■ **Given request**: Find every line in the data below that contains the string "open", and copy each one. Case counts.

■ **Raw data**:

+ + + + + + +

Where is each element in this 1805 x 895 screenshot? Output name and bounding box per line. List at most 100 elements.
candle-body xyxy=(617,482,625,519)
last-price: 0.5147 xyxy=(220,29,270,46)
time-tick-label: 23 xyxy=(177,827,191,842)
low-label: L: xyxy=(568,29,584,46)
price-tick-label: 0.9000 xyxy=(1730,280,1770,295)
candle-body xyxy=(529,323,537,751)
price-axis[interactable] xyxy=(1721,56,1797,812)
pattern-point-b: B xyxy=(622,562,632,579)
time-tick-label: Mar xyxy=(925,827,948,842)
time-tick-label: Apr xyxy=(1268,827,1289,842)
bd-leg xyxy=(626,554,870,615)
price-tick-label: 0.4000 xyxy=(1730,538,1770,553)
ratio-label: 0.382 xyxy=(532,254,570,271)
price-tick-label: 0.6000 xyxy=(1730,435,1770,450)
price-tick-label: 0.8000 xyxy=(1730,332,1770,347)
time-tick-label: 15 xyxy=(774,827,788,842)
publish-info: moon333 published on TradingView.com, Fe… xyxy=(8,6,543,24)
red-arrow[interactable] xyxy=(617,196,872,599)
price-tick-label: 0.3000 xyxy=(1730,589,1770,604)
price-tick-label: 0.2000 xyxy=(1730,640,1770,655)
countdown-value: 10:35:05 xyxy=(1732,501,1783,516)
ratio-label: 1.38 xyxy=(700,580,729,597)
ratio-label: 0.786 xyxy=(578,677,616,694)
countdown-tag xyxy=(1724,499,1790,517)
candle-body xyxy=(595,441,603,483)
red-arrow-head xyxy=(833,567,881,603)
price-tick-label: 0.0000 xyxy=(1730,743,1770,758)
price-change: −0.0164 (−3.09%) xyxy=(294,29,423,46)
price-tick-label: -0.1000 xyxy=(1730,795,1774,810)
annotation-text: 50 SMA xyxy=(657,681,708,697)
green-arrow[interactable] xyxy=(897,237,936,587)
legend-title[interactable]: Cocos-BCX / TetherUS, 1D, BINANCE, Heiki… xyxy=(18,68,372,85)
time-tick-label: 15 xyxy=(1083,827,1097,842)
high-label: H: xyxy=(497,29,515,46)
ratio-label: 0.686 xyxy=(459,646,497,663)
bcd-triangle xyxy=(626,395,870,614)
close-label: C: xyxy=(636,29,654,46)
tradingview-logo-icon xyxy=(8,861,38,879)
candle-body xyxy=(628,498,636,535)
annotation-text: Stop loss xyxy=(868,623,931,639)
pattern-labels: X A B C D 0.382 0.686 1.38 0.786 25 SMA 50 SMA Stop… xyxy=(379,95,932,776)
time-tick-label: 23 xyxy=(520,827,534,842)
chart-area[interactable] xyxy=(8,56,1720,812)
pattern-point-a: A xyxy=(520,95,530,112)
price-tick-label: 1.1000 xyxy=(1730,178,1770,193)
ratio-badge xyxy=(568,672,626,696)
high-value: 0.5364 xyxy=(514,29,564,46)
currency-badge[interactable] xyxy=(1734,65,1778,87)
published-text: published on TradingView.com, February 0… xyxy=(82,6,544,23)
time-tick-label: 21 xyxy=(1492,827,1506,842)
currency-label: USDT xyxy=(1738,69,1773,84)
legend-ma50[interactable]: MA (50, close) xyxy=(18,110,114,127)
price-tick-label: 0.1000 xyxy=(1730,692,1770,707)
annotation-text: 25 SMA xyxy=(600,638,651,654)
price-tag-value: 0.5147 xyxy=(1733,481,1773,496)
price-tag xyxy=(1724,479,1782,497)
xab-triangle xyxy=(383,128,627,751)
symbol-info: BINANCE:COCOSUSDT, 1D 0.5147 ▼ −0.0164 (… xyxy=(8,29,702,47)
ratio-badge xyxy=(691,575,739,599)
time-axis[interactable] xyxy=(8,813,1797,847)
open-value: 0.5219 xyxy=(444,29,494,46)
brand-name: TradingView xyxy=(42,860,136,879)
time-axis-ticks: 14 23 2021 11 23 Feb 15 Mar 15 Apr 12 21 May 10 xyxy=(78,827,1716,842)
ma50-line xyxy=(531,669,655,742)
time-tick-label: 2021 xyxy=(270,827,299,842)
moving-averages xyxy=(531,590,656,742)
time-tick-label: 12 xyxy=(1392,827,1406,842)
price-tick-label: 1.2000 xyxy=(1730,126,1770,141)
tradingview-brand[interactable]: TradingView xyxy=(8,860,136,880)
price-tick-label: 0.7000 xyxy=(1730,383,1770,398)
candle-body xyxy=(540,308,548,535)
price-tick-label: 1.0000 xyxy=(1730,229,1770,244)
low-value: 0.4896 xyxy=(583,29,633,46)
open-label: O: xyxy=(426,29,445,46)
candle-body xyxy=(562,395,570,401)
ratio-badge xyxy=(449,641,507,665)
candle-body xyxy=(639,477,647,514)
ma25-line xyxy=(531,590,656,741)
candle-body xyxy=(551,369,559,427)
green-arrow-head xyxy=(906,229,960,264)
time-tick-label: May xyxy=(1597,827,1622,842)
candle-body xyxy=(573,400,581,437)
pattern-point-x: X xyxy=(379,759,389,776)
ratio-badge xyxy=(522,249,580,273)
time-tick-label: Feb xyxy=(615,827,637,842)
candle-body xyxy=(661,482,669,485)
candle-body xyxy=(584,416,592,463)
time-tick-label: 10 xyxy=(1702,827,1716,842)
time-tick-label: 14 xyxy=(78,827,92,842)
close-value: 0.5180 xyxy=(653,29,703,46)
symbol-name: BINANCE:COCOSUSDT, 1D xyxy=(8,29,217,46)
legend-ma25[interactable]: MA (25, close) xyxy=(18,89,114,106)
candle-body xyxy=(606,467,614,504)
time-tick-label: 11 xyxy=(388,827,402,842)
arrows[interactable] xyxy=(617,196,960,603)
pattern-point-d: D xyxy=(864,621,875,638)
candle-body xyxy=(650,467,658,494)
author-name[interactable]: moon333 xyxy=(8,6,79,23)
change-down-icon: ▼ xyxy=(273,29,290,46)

+ + + + + + +

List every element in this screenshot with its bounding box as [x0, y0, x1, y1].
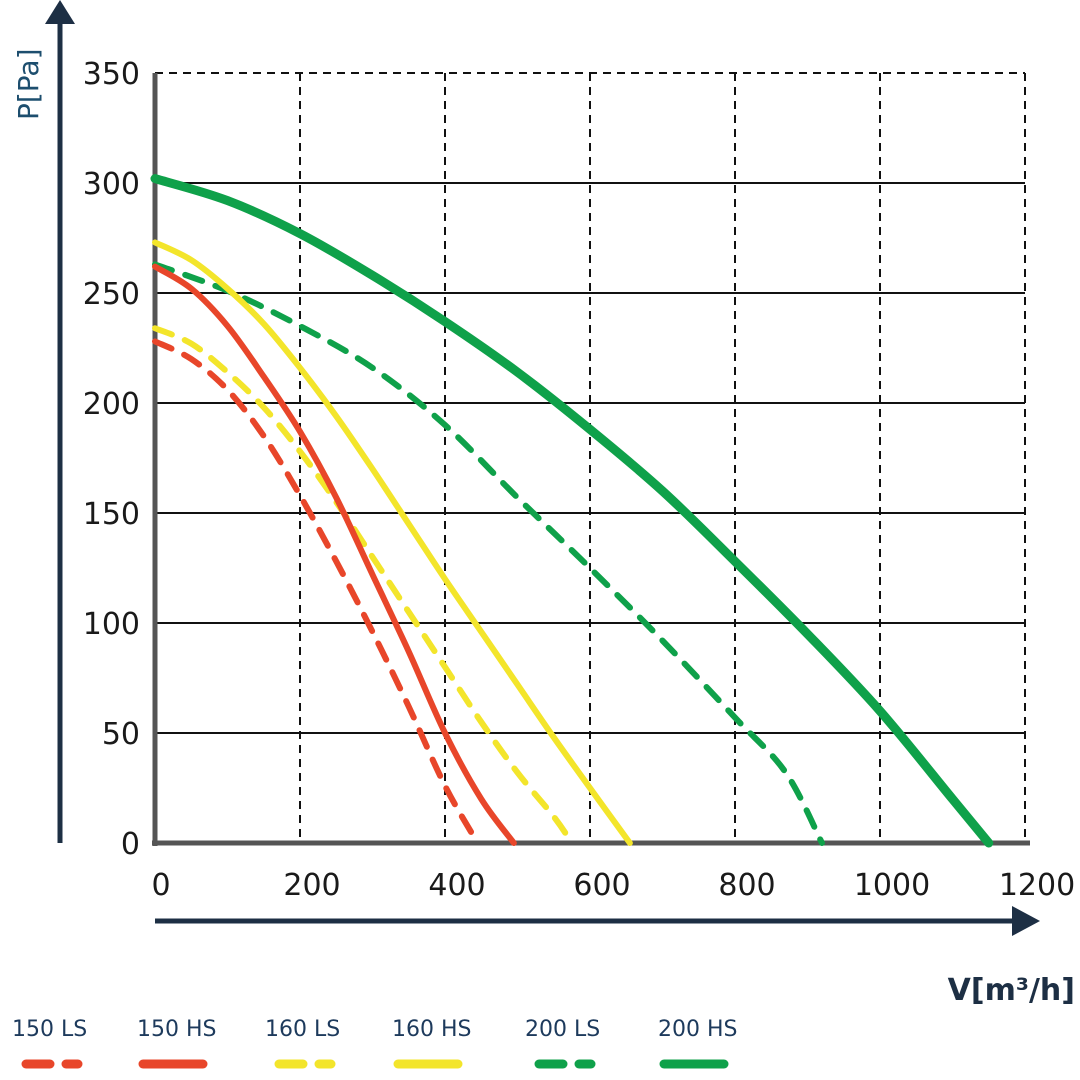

+ + + + + + +

■ **Result of the task**:
open-value: 0.5219 xyxy=(444,29,494,46)
open-label: O: xyxy=(426,29,445,46)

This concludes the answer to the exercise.